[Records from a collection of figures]
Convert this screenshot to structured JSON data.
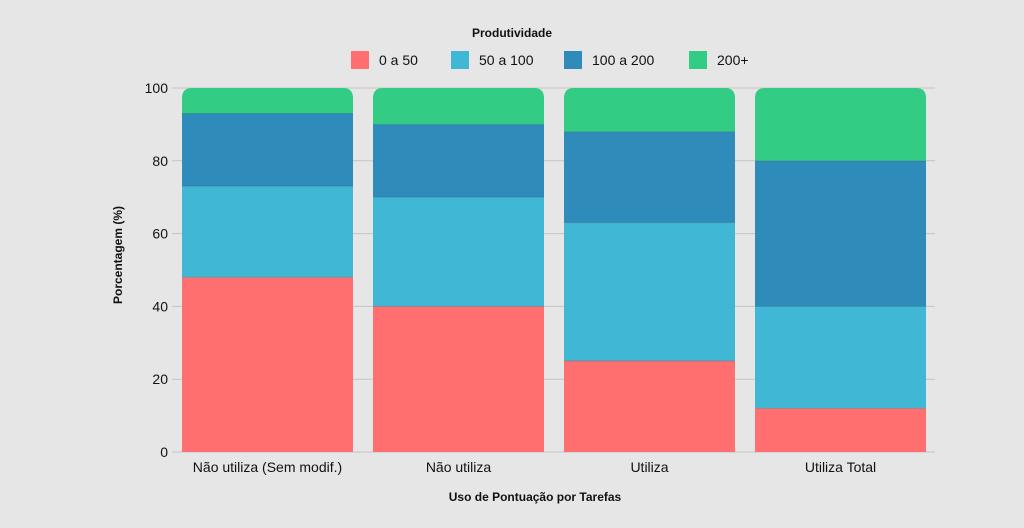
{
  "chart_data": {
    "type": "bar",
    "stacked": true,
    "legend_title": "Produtividade",
    "legend_position": "top",
    "xlabel": "Uso de Pontuação por Tarefas",
    "ylabel": "Porcentagem (%)",
    "ylim": [
      0,
      100
    ],
    "yticks": [
      0,
      20,
      40,
      60,
      80,
      100
    ],
    "grid": true,
    "categories": [
      "Não utiliza (Sem modif.)",
      "Não utiliza",
      "Utiliza",
      "Utiliza Total"
    ],
    "series": [
      {
        "name": "0 a 50",
        "color": "#ff6f6f",
        "values": [
          48,
          40,
          25,
          12
        ]
      },
      {
        "name": "50 a 100",
        "color": "#41b7d6",
        "values": [
          25,
          30,
          38,
          28
        ]
      },
      {
        "name": "100 a 200",
        "color": "#2e8bba",
        "values": [
          20,
          20,
          25,
          40
        ]
      },
      {
        "name": "200+",
        "color": "#33cc84",
        "values": [
          7,
          10,
          12,
          20
        ]
      }
    ]
  }
}
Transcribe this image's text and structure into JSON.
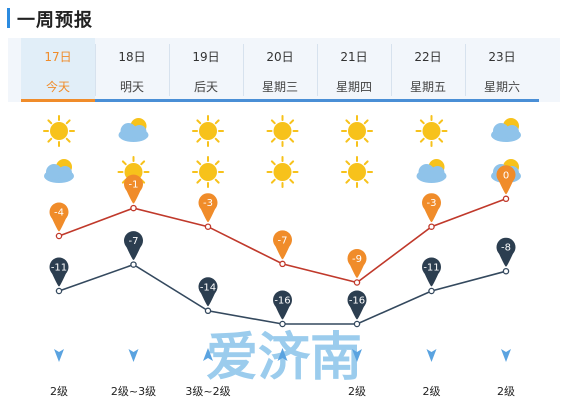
{
  "section": {
    "title": "一周预报"
  },
  "days": [
    {
      "date": "17日",
      "label": "今天",
      "day_icon": "sun-icon",
      "night_icon": "cloud-sun-icon",
      "high": -4,
      "low": -11,
      "wind": "2级",
      "wind_dir": "down"
    },
    {
      "date": "18日",
      "label": "明天",
      "day_icon": "cloud-sun-icon",
      "night_icon": "sun-icon",
      "high": -1,
      "low": -7,
      "wind": "2级~3级",
      "wind_dir": "down"
    },
    {
      "date": "19日",
      "label": "后天",
      "day_icon": "sun-icon",
      "night_icon": "sun-icon",
      "high": -3,
      "low": -14,
      "wind": "3级~2级",
      "wind_dir": "up"
    },
    {
      "date": "20日",
      "label": "星期三",
      "day_icon": "sun-icon",
      "night_icon": "sun-icon",
      "high": -7,
      "low": -16,
      "wind": "",
      "wind_dir": "up"
    },
    {
      "date": "21日",
      "label": "星期四",
      "day_icon": "sun-icon",
      "night_icon": "sun-icon",
      "high": -9,
      "low": -16,
      "wind": "2级",
      "wind_dir": "down"
    },
    {
      "date": "22日",
      "label": "星期五",
      "day_icon": "sun-icon",
      "night_icon": "cloud-sun-icon",
      "high": -3,
      "low": -11,
      "wind": "2级",
      "wind_dir": "down"
    },
    {
      "date": "23日",
      "label": "星期六",
      "day_icon": "cloud-sun-icon",
      "night_icon": "cloud-sun-icon",
      "high": 0,
      "low": -8,
      "wind": "2级",
      "wind_dir": "down"
    }
  ],
  "active_index": 0,
  "watermark": "爱济南",
  "colors": {
    "accent": "#f08c2a",
    "tab_underline": "#4a8fd6",
    "high_line": "#c0392b",
    "high_marker": "#f08c2a",
    "low_line": "#34495e",
    "low_marker": "#2c3e50",
    "sun": "#f7c21b",
    "cloud": "#8fc3ea",
    "wind_arrow": "#5aa3e0",
    "watermark": "#4aa3df"
  }
}
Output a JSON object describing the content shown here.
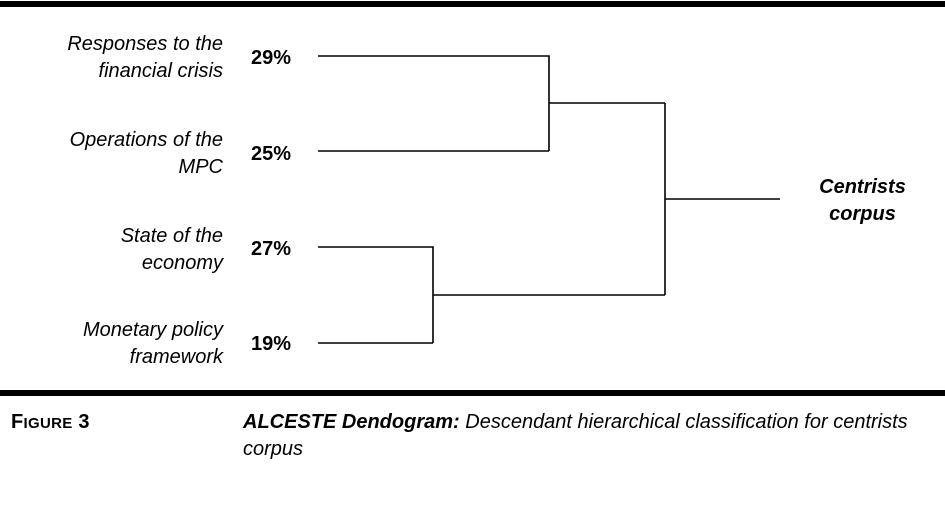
{
  "clusters": [
    {
      "label_line1": "Responses to the",
      "label_line2": "financial crisis",
      "percent": "29%"
    },
    {
      "label_line1": "Operations of the",
      "label_line2": "MPC",
      "percent": "25%"
    },
    {
      "label_line1": "State of the",
      "label_line2": "economy",
      "percent": "27%"
    },
    {
      "label_line1": "Monetary policy",
      "label_line2": "framework",
      "percent": "19%"
    }
  ],
  "root": {
    "line1": "Centrists",
    "line2": "corpus"
  },
  "figure": {
    "number_prefix": "F",
    "number_rest": "IGURE",
    "number_value": "3",
    "title": "ALCESTE Dendogram:",
    "caption": "Descendant hierarchical classification for centrists corpus"
  },
  "colors": {
    "ink": "#000000",
    "background": "#ffffff"
  }
}
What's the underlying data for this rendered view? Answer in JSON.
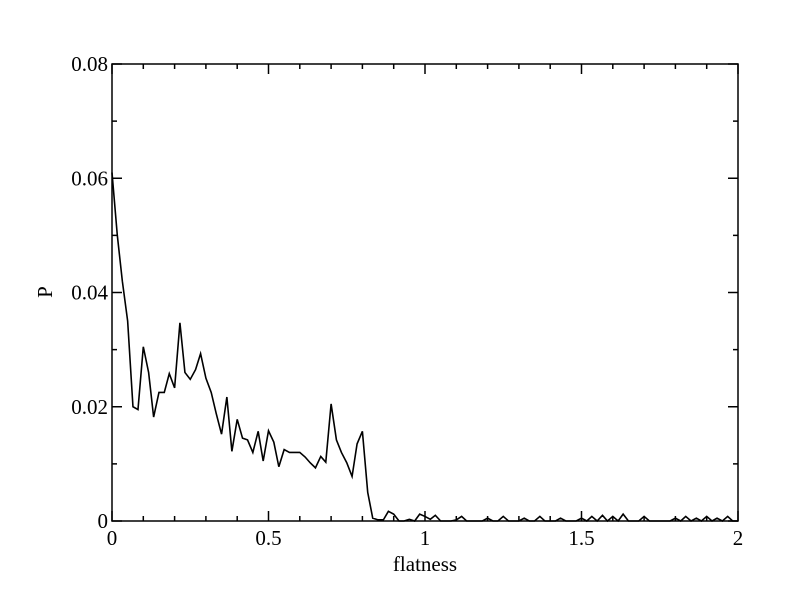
{
  "chart_data": {
    "type": "line",
    "title": "",
    "xlabel": "flatness",
    "ylabel": "P",
    "xlim": [
      0,
      2
    ],
    "ylim": [
      0,
      0.08
    ],
    "xticks": [
      0,
      0.5,
      1,
      1.5,
      2
    ],
    "xtick_labels": [
      "0",
      "0.5",
      "1",
      "1.5",
      "2"
    ],
    "yticks": [
      0,
      0.02,
      0.04,
      0.06,
      0.08
    ],
    "ytick_labels": [
      "0",
      "0.02",
      "0.04",
      "0.06",
      "0.08"
    ],
    "grid": false,
    "line_color": "#000000",
    "series": [
      {
        "x": [
          0.0,
          0.017,
          0.033,
          0.05,
          0.067,
          0.083,
          0.1,
          0.117,
          0.133,
          0.15,
          0.167,
          0.183,
          0.2,
          0.217,
          0.233,
          0.25,
          0.267,
          0.283,
          0.3,
          0.317,
          0.333,
          0.35,
          0.367,
          0.383,
          0.4,
          0.417,
          0.433,
          0.45,
          0.467,
          0.483,
          0.5,
          0.517,
          0.533,
          0.55,
          0.567,
          0.583,
          0.6,
          0.617,
          0.633,
          0.65,
          0.667,
          0.683,
          0.7,
          0.717,
          0.733,
          0.75,
          0.767,
          0.783,
          0.8,
          0.817,
          0.833,
          0.85,
          0.867,
          0.883,
          0.9,
          0.917,
          0.933,
          0.95,
          0.967,
          0.983,
          1.0,
          1.017,
          1.033,
          1.05,
          1.067,
          1.083,
          1.1,
          1.117,
          1.133,
          1.15,
          1.167,
          1.183,
          1.2,
          1.217,
          1.233,
          1.25,
          1.267,
          1.283,
          1.3,
          1.317,
          1.333,
          1.35,
          1.367,
          1.383,
          1.4,
          1.417,
          1.433,
          1.45,
          1.467,
          1.483,
          1.5,
          1.517,
          1.533,
          1.55,
          1.567,
          1.583,
          1.6,
          1.617,
          1.633,
          1.65,
          1.667,
          1.683,
          1.7,
          1.717,
          1.733,
          1.75,
          1.767,
          1.783,
          1.8,
          1.817,
          1.833,
          1.85,
          1.867,
          1.883,
          1.9,
          1.917,
          1.933,
          1.95,
          1.967,
          1.983,
          2.0
        ],
        "y": [
          0.061,
          0.05,
          0.042,
          0.035,
          0.02,
          0.0195,
          0.0305,
          0.026,
          0.0182,
          0.0225,
          0.0225,
          0.0258,
          0.0233,
          0.0347,
          0.026,
          0.0248,
          0.0265,
          0.0293,
          0.025,
          0.0225,
          0.0188,
          0.0152,
          0.0217,
          0.0122,
          0.0178,
          0.0145,
          0.0142,
          0.012,
          0.0157,
          0.0105,
          0.0158,
          0.0138,
          0.0095,
          0.0125,
          0.012,
          0.012,
          0.012,
          0.0112,
          0.0102,
          0.0093,
          0.0113,
          0.0103,
          0.0205,
          0.0142,
          0.012,
          0.0102,
          0.0078,
          0.0135,
          0.0157,
          0.005,
          0.0005,
          0.0002,
          0.0002,
          0.0017,
          0.0012,
          0.0,
          0.0,
          0.0003,
          0.0,
          0.0012,
          0.0008,
          0.0003,
          0.001,
          0.0,
          0.0,
          0.0,
          0.0002,
          0.0008,
          0.0,
          0.0,
          0.0,
          0.0,
          0.0005,
          0.0,
          0.0,
          0.0008,
          0.0,
          0.0,
          0.0,
          0.0005,
          0.0,
          0.0,
          0.0008,
          0.0,
          0.0,
          0.0,
          0.0005,
          0.0,
          0.0,
          0.0,
          0.0005,
          0.0,
          0.0008,
          0.0,
          0.001,
          0.0,
          0.0008,
          0.0,
          0.0012,
          0.0,
          0.0,
          0.0,
          0.0008,
          0.0,
          0.0,
          0.0,
          0.0,
          0.0,
          0.0005,
          0.0,
          0.0008,
          0.0,
          0.0005,
          0.0,
          0.0008,
          0.0,
          0.0005,
          0.0,
          0.0008,
          0.0,
          0.0
        ]
      }
    ]
  }
}
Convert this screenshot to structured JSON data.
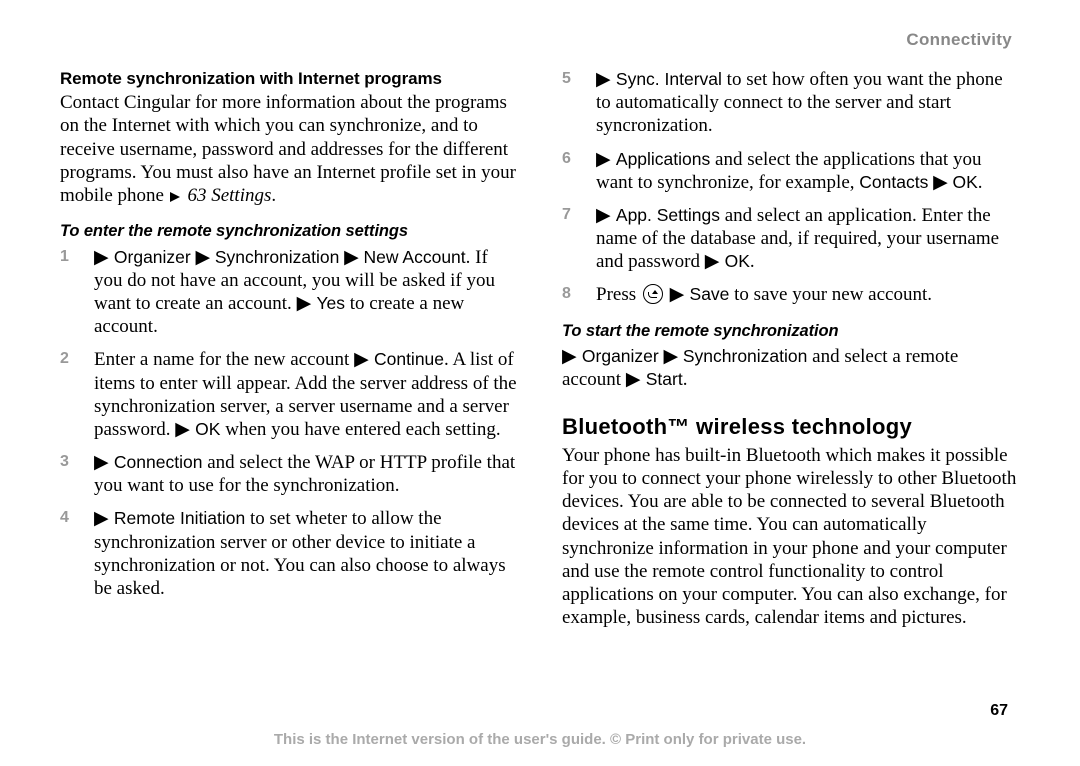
{
  "header": "Connectivity",
  "page_number": "67",
  "footer": "This is the Internet version of the user's guide. © Print only for private use.",
  "colors": {
    "text": "#000000",
    "muted": "#888888",
    "muted2": "#999999",
    "footer": "#aaaaaa",
    "background": "#ffffff"
  },
  "left": {
    "h1": "Remote synchronization with Internet programs",
    "p1a": "Contact Cingular for more information about the programs on the Internet with which you can synchronize, and to receive username, password and addresses for the different programs. You must also have an Internet profile set in your mobile phone ",
    "p1b": "63 Settings",
    "p1c": ".",
    "h2": "To enter the remote synchronization settings",
    "steps": [
      {
        "num": "1",
        "menu1": "Organizer",
        "menu2": "Synchronization",
        "menu3": "New Account",
        "t1": ". If you do not have an account, you will be asked if you want to create an account. ",
        "menu4": "Yes",
        "t2": " to create a new account."
      },
      {
        "num": "2",
        "t1": "Enter a name for the new account ",
        "menu1": "Continue",
        "t2": ". A list of items to enter will appear. Add the server address of the synchronization server, a server username and a server password. ",
        "menu2": "OK",
        "t3": " when you have entered each setting."
      },
      {
        "num": "3",
        "menu1": "Connection",
        "t1": " and select the WAP or HTTP profile that you want to use for the synchronization."
      },
      {
        "num": "4",
        "menu1": "Remote Initiation",
        "t1": " to set wheter to allow the synchronization server or other device to initiate a synchronization or not. You can also choose to always be asked."
      }
    ]
  },
  "right": {
    "steps": [
      {
        "num": "5",
        "menu1": "Sync. Interval",
        "t1": " to set how often you want the phone to automatically connect to the server and start syncronization."
      },
      {
        "num": "6",
        "menu1": "Applications",
        "t1": " and select the applications that you want to synchronize, for example, ",
        "menu2": "Contacts",
        "menu3": "OK",
        "t2": "."
      },
      {
        "num": "7",
        "menu1": "App. Settings",
        "t1": " and select an application. Enter the name of the database and, if required, your username and password ",
        "menu2": "OK",
        "t2": "."
      },
      {
        "num": "8",
        "t1": "Press ",
        "menu1": "Save",
        "t2": " to save your new account."
      }
    ],
    "h2": "To start the remote synchronization",
    "p2_menu1": "Organizer",
    "p2_menu2": "Synchronization",
    "p2_t1": " and select a remote account ",
    "p2_menu3": "Start",
    "p2_t2": ".",
    "h3": "Bluetooth™ wireless technology",
    "p3": "Your phone has built-in Bluetooth which makes it possible for you to connect your phone wirelessly to other Bluetooth devices. You are able to be connected to several Bluetooth devices at the same time. You can automatically synchronize information in your phone and your computer and use the remote control functionality to control applications on your computer. You can also exchange, for example, business cards, calendar items and pictures."
  }
}
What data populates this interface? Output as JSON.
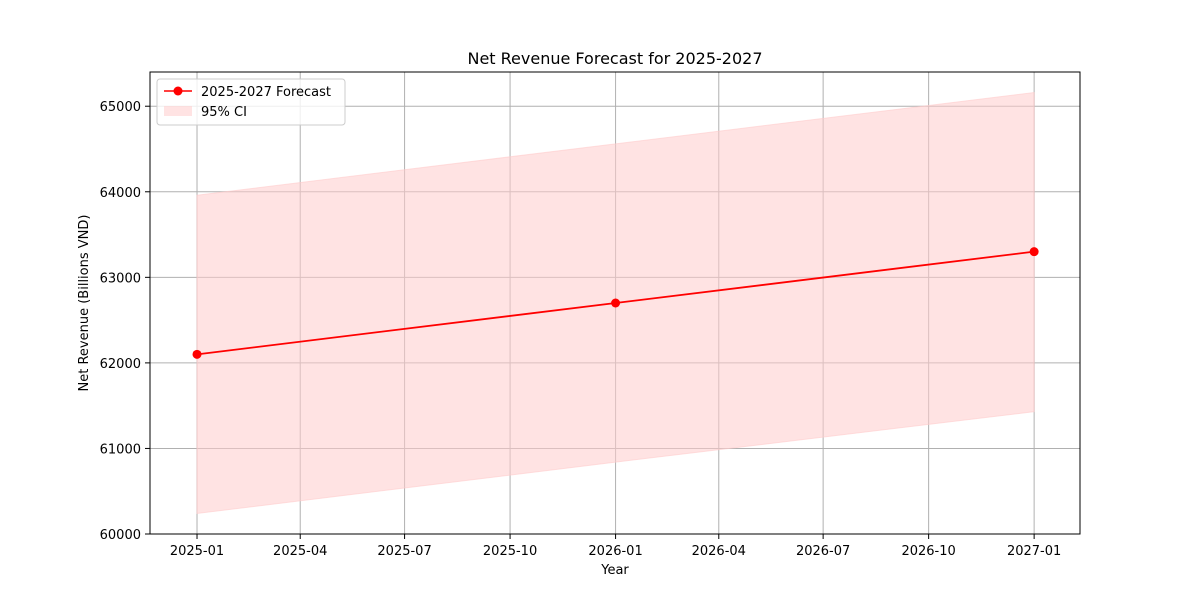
{
  "chart_data": {
    "type": "line",
    "title": "Net Revenue Forecast for 2025-2027",
    "xlabel": "Year",
    "ylabel": "Net Revenue (Billions VND)",
    "x_ticks": [
      "2025-01",
      "2025-04",
      "2025-07",
      "2025-10",
      "2026-01",
      "2026-04",
      "2026-07",
      "2026-10",
      "2027-01"
    ],
    "y_ticks": [
      60000,
      61000,
      62000,
      63000,
      64000,
      65000
    ],
    "xlim": [
      "2024-11-21",
      "2027-02-10"
    ],
    "ylim": [
      60000,
      65400
    ],
    "grid": true,
    "legend_position": "top-left",
    "series": [
      {
        "name": "2025-2027 Forecast",
        "color": "#ff0000",
        "marker": "circle",
        "x": [
          "2025-01-01",
          "2026-01-01",
          "2027-01-01"
        ],
        "values": [
          62100,
          62700,
          63300
        ]
      }
    ],
    "confidence_band": {
      "name": "95% CI",
      "color": "#ffcccc",
      "x": [
        "2025-01-01",
        "2026-01-01",
        "2027-01-01"
      ],
      "lower": [
        60240,
        60840,
        61430
      ],
      "upper": [
        63960,
        64560,
        65160
      ]
    }
  }
}
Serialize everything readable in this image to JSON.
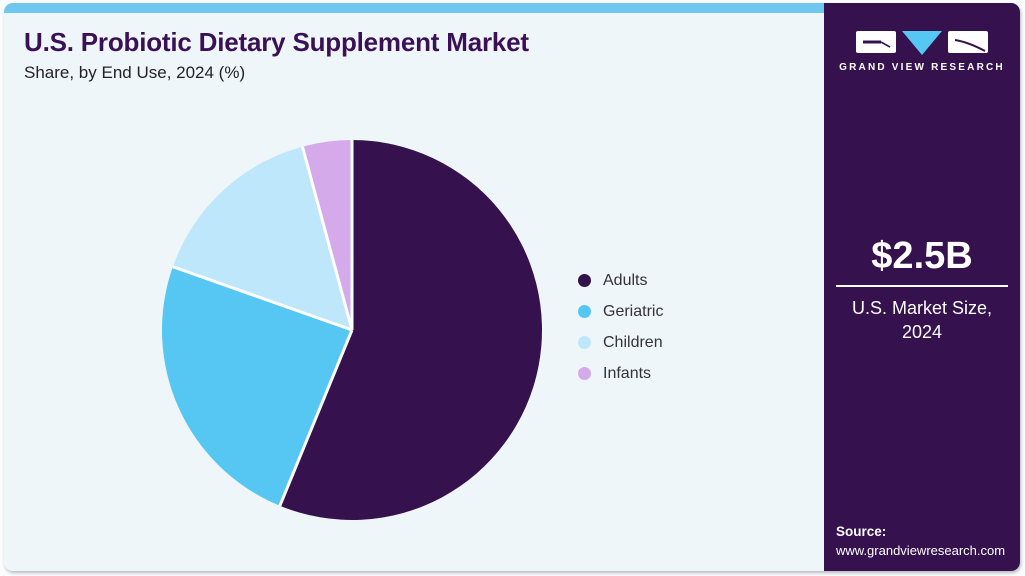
{
  "header": {
    "title": "U.S. Probiotic Dietary Supplement Market",
    "subtitle": "Share, by End Use, 2024 (%)"
  },
  "chart_data": {
    "type": "pie",
    "title": "U.S. Probiotic Dietary Supplement Market Share, by End Use, 2024 (%)",
    "categories": [
      "Adults",
      "Geriatric",
      "Children",
      "Infants"
    ],
    "values": [
      56.2,
      24.2,
      15.4,
      4.2
    ],
    "colors": [
      "#35114e",
      "#56c7f2",
      "#bfe7fb",
      "#d4aaeb"
    ],
    "start_angle_deg": 0,
    "direction": "clockwise",
    "legend_position": "right",
    "separator_color": "#ffffff"
  },
  "sidebar": {
    "brand_name": "GRAND VIEW RESEARCH",
    "market_size_value": "$2.5B",
    "market_size_label": "U.S. Market Size, 2024",
    "source_label": "Source:",
    "source_url": "www.grandviewresearch.com"
  },
  "colors": {
    "accent_bar": "#6fc7ef",
    "main_bg": "#eff6fa",
    "sidebar_bg": "#35114e",
    "title_text": "#3b1156",
    "logo_triangle": "#56c7f2"
  }
}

### [Required work]
Report how many lines in the records above contain the word "image", giving only the number.

### [Answer to this problem]
2